In case you’re at all interested, I thought it might be good to return to the ‘what I’m up to at the moment’ theme – because so many music teachers are so isolated in their work, it’s always nice to have a chance to be nosey about what other people are doing. So here’s what I’m doing right now.
I know I promised more on the dark art of shitistics – scroll down for the meaty assessment stuff!
Numbers for EVERYTHING
Well, pitch and rhythm. This has developed out of a SingUp warmup called ‘1-121’ – essentially it involves playing around with pitches within a scale, using numbers. Sounds boring, right? WRONG! It is brilliant. There are so many permutations! You can:
- do rounds
- build up chords
- talk endlessly about major/minor, adding 7ths, dissonance, consonance
- do inversions (one group sings from 1, the other from 8)
- move about in parallel triads (three groups, one starts on 1, one on 3, one on 5, sing up to 8 and back down to 1, and then back to where you started – leave out all the 7s for a really great effect that is complex enough to keep everyone concentrating)
- practise holding a harmony line
- learn about creating your own harmonies for whatever melody you like, because you know about 3rds and 6ths…
- learn about key changes (the ‘1’ moves to a different pitch – bang)

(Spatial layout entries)
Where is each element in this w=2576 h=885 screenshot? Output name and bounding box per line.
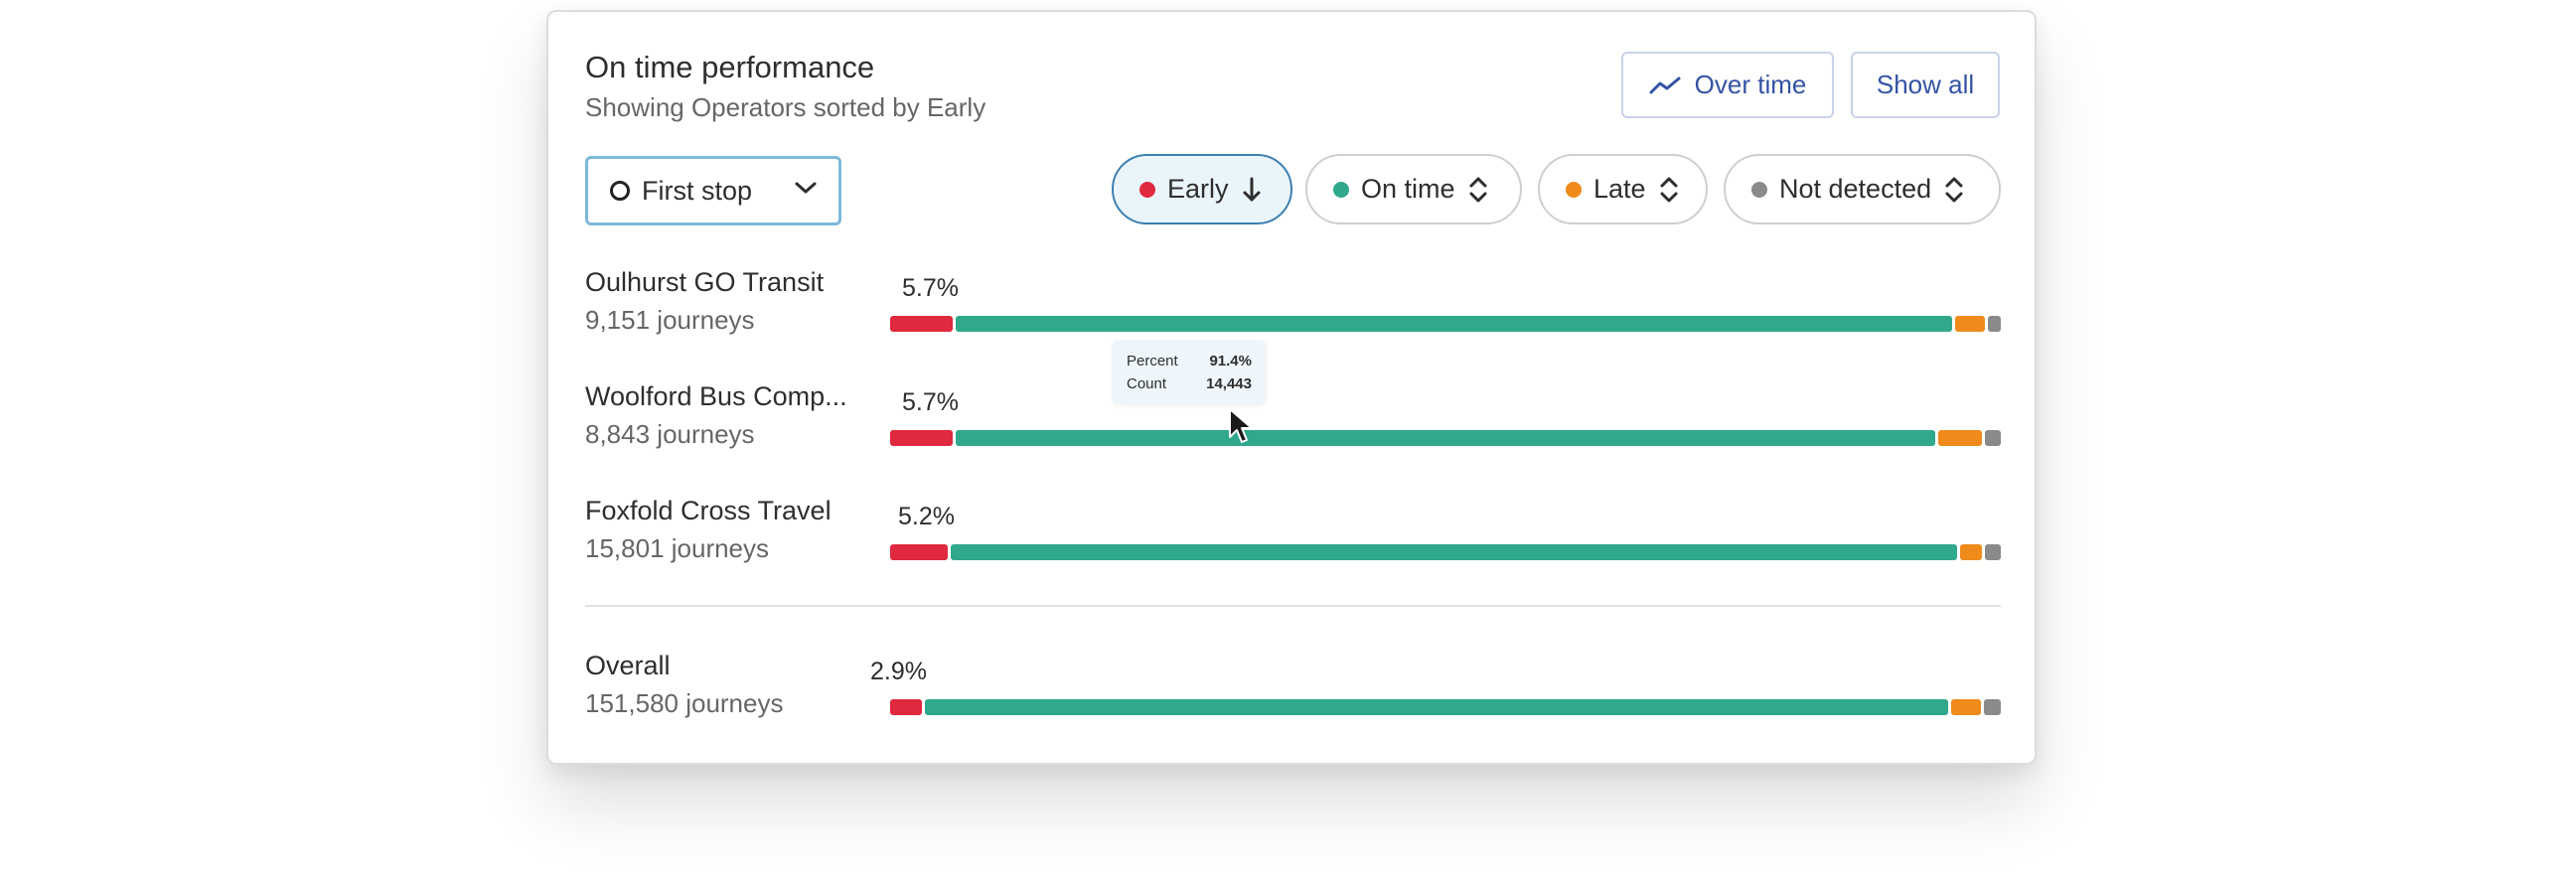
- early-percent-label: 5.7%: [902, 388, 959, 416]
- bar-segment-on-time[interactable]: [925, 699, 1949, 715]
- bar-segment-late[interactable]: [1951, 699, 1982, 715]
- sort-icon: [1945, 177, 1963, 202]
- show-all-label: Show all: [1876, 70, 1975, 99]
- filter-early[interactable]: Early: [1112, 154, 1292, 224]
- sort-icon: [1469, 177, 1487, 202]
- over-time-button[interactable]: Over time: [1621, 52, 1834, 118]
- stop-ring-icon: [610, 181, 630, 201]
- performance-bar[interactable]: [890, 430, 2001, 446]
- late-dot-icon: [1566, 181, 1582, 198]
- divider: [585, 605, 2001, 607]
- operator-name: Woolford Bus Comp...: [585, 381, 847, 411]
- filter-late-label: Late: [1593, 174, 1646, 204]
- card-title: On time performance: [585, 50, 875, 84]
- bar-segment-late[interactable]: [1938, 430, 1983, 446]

- [Written exercise]: In one to three sentences, explain why the writer of the music-teaching post chose to return to the "what I'm up to at the moment" theme.

- [Expected answer]: Many music teachers are isolated in their work. The writer thinks it's always nice for them to have a chance to be nosey about what other people are doing.